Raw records
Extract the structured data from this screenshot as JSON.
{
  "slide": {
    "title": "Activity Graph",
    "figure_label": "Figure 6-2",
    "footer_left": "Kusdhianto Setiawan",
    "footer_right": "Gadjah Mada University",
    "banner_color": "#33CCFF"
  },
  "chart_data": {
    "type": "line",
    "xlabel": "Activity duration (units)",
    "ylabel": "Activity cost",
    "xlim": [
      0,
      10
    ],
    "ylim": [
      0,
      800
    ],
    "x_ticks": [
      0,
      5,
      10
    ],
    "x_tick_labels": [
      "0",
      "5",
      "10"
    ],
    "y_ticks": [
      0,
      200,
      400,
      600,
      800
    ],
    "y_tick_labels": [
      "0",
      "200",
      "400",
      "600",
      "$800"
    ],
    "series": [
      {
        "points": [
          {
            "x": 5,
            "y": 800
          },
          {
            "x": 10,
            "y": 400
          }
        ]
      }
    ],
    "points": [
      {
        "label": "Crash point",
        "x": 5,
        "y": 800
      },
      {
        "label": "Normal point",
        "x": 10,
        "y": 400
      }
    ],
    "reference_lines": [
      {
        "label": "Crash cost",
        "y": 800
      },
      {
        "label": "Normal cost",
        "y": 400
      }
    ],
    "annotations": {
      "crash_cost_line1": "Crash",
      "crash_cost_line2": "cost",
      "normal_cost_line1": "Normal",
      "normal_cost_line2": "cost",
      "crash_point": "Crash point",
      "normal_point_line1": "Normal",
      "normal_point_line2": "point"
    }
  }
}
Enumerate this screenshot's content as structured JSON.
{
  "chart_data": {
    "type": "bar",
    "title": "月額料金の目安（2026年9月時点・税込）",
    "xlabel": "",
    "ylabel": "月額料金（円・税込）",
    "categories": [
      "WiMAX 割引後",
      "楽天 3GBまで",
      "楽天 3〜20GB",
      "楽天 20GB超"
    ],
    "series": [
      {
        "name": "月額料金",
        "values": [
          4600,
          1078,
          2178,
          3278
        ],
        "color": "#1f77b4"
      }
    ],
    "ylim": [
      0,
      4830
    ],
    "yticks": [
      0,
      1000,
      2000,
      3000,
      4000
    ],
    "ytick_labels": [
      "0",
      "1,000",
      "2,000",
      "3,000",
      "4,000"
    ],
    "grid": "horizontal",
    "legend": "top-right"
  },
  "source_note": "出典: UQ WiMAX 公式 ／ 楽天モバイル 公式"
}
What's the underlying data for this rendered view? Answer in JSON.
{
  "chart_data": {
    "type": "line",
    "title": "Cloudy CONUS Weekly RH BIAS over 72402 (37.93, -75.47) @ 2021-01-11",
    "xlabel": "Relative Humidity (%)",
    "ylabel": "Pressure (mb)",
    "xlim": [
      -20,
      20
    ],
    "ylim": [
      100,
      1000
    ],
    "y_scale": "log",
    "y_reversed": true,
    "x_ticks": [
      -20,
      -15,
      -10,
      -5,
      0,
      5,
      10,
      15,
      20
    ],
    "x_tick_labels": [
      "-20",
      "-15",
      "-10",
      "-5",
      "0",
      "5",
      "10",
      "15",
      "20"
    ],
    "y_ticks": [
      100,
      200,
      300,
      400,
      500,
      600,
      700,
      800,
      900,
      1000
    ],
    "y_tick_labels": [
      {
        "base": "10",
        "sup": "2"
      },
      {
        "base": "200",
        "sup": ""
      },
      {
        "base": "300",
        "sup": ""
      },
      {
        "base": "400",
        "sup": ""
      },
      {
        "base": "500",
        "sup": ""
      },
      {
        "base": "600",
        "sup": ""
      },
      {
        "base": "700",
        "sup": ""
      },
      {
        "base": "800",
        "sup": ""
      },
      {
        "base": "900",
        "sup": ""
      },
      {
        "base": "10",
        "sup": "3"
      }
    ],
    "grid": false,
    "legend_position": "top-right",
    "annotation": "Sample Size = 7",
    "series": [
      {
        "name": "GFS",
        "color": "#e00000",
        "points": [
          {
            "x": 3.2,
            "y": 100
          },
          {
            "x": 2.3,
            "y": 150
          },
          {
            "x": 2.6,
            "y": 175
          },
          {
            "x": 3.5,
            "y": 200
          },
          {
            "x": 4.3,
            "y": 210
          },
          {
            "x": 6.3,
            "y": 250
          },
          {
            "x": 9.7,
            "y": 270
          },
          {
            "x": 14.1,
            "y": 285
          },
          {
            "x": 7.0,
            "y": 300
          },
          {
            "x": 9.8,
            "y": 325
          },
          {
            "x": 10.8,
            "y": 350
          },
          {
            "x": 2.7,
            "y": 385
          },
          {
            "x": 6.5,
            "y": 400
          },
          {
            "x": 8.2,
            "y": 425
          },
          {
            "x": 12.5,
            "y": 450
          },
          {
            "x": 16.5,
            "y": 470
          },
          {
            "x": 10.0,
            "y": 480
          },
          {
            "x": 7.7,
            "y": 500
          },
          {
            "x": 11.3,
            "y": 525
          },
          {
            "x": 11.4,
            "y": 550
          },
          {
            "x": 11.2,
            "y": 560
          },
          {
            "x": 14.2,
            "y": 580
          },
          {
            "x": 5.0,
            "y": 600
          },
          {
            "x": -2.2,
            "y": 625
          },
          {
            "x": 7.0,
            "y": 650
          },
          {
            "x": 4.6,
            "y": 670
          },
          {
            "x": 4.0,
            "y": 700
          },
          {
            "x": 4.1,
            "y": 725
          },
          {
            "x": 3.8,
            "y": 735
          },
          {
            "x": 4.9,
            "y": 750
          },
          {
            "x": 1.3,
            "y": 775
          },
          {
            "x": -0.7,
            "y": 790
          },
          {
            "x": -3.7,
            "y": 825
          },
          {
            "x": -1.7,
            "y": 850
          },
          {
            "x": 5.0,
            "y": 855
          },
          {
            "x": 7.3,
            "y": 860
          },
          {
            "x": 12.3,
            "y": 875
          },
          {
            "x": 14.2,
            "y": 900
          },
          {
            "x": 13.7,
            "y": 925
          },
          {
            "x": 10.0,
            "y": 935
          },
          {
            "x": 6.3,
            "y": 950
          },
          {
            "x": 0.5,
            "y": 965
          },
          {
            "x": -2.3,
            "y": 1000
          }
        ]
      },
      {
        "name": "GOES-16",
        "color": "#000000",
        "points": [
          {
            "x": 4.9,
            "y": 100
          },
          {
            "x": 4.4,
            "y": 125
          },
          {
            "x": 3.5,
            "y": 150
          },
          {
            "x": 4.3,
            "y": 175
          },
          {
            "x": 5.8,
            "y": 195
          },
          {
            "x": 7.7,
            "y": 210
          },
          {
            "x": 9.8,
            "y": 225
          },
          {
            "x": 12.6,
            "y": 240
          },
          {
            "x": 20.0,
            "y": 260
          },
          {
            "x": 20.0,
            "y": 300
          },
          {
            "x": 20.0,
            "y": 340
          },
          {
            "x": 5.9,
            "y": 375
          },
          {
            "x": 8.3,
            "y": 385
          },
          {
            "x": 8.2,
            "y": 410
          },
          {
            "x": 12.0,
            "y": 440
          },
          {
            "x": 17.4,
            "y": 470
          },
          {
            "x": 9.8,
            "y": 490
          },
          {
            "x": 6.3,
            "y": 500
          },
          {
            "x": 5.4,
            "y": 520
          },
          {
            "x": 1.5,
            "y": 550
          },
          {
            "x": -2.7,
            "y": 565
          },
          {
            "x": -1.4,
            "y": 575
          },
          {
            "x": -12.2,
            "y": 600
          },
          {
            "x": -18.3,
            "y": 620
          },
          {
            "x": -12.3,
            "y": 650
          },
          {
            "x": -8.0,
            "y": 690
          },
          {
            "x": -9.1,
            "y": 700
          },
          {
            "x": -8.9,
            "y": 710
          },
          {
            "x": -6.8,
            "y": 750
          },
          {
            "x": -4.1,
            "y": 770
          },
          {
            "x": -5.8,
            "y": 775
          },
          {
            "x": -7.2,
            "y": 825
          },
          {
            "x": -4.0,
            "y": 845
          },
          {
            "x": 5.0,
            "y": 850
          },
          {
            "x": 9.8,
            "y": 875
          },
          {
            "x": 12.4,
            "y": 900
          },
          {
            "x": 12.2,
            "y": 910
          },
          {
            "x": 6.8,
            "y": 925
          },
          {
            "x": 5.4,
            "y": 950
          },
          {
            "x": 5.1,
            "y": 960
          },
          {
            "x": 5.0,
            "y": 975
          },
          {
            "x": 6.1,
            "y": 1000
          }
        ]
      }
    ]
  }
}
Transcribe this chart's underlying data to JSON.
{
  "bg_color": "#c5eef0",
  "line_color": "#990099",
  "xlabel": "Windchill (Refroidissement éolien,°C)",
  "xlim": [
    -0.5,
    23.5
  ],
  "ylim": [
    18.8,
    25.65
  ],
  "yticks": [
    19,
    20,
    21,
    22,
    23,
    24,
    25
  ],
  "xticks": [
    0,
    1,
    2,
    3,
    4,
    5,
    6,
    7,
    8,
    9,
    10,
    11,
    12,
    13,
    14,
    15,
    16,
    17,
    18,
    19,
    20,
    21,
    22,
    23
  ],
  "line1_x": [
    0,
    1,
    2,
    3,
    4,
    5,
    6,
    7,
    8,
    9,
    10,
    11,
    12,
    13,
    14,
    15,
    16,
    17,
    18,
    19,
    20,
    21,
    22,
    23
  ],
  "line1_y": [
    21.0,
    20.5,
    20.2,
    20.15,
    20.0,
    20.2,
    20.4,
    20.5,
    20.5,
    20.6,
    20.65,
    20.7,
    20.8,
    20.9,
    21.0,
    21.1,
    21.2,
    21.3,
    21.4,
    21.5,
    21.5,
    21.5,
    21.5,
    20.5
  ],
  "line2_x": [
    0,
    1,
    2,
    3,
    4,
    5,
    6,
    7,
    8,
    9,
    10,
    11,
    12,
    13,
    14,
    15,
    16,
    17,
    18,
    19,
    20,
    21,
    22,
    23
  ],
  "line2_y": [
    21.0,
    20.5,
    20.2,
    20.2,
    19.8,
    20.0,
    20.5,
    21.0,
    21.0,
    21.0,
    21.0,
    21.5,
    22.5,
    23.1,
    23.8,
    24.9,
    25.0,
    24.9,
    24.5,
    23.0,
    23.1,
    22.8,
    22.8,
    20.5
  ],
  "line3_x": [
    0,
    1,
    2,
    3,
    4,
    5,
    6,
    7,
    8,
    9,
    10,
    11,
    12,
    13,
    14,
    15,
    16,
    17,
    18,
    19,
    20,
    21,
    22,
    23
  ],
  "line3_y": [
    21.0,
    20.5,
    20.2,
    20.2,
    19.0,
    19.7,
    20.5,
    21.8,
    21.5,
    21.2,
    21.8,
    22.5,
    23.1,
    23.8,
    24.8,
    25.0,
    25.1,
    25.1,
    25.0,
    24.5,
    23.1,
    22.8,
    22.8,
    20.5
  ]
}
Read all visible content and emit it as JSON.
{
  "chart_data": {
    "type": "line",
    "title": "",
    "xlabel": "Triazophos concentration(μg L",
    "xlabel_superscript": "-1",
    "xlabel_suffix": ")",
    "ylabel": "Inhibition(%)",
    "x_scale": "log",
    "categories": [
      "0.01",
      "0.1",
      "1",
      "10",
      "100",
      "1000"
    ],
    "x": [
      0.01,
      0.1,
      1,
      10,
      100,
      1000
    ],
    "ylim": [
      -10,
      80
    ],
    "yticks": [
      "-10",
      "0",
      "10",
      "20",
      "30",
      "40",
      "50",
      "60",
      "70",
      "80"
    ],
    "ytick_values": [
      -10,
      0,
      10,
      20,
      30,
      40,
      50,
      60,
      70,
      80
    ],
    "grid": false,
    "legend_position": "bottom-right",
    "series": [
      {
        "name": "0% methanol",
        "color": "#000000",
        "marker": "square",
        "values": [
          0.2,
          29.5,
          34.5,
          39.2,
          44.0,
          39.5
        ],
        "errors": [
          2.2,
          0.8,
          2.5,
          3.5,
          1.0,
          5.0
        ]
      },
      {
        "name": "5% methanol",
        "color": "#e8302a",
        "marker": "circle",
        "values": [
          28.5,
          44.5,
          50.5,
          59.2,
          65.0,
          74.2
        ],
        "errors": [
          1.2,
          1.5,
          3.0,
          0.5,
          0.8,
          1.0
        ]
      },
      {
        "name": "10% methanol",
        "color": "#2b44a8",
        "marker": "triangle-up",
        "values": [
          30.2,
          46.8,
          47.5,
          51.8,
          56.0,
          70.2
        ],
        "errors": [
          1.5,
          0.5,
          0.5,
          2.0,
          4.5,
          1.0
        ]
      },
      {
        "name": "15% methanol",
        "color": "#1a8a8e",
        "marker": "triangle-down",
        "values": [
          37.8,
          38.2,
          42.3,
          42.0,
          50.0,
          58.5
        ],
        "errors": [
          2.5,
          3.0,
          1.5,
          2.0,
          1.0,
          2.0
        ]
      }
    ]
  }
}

_SET TASK_
From the entries above, return each line with the word "JSON" in it.

_TASK OUTPUT_
Extract the structured data from this screenshot as JSON.
Enumerate this screenshot's content as structured JSON.
What's the underlying data for this rendered view? Answer in JSON.
Transcribe this chart's underlying data to JSON.
Read all visible content and emit it as JSON.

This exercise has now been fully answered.